++++ GIVEN RECORDS

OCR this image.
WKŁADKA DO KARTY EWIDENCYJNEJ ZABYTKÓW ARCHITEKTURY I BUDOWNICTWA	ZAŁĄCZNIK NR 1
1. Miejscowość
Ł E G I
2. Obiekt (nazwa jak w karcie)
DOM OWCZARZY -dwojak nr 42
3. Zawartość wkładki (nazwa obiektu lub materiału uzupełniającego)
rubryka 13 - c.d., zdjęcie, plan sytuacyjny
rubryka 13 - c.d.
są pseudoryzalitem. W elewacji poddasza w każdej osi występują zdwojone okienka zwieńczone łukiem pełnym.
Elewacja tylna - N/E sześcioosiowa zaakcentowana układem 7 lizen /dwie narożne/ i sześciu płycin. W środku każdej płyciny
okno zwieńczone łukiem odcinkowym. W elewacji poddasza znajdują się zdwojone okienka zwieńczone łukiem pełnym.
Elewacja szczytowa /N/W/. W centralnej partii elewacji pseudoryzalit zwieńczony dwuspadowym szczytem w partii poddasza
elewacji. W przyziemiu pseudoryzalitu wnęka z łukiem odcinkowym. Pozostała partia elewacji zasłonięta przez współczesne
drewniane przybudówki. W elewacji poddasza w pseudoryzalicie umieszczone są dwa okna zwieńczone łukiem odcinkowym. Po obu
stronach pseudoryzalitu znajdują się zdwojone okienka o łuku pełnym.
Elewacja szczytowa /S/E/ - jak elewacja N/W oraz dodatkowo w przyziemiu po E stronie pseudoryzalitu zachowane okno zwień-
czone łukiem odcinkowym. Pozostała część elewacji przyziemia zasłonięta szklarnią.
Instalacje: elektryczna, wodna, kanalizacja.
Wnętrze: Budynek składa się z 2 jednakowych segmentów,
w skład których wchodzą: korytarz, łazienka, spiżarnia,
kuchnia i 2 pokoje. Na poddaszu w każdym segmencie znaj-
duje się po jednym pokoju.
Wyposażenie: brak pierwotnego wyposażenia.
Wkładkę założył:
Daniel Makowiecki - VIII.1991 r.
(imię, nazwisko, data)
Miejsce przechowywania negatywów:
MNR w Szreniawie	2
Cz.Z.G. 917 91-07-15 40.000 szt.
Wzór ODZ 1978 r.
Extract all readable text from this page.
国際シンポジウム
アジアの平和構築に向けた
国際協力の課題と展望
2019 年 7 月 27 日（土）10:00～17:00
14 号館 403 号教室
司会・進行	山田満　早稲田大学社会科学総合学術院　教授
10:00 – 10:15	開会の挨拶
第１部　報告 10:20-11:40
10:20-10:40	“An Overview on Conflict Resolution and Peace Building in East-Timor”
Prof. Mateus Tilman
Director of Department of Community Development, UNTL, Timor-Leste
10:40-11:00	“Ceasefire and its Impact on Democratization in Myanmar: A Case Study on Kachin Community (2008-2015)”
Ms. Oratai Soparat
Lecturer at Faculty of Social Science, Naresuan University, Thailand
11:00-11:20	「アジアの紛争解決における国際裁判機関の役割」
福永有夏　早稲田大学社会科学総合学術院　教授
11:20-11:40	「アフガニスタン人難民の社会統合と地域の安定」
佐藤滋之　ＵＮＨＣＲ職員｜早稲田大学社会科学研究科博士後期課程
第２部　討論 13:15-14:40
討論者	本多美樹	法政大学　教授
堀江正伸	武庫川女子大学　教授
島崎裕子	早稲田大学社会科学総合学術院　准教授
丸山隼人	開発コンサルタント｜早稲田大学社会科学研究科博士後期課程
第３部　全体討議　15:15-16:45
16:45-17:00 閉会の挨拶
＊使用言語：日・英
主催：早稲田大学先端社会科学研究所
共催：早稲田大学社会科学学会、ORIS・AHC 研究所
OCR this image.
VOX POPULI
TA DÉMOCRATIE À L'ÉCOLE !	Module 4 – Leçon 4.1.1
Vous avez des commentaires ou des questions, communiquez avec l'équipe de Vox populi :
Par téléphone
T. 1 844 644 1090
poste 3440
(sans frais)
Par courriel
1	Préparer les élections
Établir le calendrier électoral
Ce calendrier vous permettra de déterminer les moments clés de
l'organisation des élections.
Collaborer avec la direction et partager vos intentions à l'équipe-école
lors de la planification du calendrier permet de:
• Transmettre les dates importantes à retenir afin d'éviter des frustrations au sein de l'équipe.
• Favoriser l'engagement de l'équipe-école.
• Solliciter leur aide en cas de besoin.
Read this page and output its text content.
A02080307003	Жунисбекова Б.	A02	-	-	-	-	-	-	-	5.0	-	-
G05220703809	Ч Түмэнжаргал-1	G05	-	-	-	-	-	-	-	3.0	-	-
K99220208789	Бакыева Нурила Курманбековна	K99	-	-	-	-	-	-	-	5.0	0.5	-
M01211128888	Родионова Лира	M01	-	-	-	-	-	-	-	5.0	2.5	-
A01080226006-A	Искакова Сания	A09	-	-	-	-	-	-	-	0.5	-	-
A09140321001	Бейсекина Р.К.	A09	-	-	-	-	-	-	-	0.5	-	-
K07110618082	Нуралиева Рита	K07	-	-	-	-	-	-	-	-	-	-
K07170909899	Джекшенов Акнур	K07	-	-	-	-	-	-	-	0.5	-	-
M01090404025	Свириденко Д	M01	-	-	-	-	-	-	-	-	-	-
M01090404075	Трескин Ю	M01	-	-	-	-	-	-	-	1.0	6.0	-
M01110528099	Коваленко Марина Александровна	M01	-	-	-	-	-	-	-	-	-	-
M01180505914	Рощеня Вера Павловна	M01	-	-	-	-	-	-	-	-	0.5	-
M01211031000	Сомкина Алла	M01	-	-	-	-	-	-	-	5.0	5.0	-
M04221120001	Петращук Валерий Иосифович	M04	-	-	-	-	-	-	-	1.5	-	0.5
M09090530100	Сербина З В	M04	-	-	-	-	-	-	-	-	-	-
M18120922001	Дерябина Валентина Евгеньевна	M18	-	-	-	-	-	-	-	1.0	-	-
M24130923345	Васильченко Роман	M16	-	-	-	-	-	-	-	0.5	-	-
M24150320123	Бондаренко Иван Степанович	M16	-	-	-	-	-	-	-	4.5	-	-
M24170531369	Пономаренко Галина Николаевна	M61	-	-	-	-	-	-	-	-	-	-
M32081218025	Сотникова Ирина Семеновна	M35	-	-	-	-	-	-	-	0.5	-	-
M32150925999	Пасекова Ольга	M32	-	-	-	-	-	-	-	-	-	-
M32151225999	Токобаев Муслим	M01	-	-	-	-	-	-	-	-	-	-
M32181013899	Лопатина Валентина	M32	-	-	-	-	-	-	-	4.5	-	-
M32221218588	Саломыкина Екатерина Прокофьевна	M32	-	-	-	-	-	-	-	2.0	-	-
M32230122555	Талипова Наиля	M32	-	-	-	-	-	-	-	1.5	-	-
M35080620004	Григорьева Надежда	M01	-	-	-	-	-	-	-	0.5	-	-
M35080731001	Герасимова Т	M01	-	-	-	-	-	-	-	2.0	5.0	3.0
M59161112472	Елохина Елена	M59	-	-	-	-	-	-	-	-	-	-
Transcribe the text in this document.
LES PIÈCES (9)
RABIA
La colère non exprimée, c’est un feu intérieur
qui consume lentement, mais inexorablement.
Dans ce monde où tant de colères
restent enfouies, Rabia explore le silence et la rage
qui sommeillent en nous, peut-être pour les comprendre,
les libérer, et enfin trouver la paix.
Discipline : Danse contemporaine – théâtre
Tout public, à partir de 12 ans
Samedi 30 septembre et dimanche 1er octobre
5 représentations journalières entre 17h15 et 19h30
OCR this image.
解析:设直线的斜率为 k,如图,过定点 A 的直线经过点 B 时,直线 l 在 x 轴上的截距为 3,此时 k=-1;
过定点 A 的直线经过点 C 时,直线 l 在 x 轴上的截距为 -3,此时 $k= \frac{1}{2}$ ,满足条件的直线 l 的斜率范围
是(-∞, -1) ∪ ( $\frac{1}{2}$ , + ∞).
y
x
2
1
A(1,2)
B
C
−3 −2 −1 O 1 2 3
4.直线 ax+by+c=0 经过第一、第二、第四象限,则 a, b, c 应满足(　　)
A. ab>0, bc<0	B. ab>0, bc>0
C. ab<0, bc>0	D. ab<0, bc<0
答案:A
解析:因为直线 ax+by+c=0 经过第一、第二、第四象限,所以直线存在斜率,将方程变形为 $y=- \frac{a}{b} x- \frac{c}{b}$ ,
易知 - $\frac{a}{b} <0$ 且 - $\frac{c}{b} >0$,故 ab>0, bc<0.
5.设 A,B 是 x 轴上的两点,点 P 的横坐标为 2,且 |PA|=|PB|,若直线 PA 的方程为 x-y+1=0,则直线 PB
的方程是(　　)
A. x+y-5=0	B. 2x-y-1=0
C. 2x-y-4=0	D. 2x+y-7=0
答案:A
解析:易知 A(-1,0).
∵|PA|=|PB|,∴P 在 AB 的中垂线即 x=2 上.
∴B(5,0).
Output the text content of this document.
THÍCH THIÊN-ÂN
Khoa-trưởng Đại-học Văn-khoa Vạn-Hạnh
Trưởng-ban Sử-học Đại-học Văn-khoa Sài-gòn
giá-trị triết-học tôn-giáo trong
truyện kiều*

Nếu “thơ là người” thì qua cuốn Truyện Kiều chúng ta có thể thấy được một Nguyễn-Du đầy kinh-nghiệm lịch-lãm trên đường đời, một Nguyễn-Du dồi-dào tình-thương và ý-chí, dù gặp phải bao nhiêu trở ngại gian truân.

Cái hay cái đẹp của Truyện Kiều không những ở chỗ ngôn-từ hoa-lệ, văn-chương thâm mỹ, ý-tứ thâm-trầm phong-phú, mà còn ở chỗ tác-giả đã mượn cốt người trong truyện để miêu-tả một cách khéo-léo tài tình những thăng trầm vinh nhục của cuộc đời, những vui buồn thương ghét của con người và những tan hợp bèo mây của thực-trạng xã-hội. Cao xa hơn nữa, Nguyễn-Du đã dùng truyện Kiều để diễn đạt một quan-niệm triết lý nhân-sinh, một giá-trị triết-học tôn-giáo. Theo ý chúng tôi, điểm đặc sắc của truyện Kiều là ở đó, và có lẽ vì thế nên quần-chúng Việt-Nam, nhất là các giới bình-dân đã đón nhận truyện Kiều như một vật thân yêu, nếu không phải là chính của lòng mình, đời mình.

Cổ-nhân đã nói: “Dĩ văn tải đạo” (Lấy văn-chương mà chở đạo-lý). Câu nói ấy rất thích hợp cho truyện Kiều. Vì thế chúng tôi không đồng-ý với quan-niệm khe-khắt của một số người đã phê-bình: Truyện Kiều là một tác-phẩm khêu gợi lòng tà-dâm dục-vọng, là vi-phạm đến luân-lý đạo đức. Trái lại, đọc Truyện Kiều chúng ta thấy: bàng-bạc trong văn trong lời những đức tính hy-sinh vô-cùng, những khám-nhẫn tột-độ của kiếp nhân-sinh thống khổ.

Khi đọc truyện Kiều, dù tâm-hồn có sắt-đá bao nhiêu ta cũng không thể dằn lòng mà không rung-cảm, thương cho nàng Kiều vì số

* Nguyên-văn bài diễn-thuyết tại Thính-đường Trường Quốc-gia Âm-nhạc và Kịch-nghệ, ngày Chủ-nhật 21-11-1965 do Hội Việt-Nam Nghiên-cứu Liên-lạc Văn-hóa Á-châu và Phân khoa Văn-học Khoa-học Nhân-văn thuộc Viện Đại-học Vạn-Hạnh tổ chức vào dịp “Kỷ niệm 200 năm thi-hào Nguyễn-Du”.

++++++++

WHAT THE TASK REQUIRES: Which lines in the listing above hold the word "avec"? Show each of them.

RESPONSE TO THE TASK:
Vous avez des commentaires ou des questions, communiquez avec l'équipe de Vox populi :
Collaborer avec la direction et partager vos intentions à l'équipe-école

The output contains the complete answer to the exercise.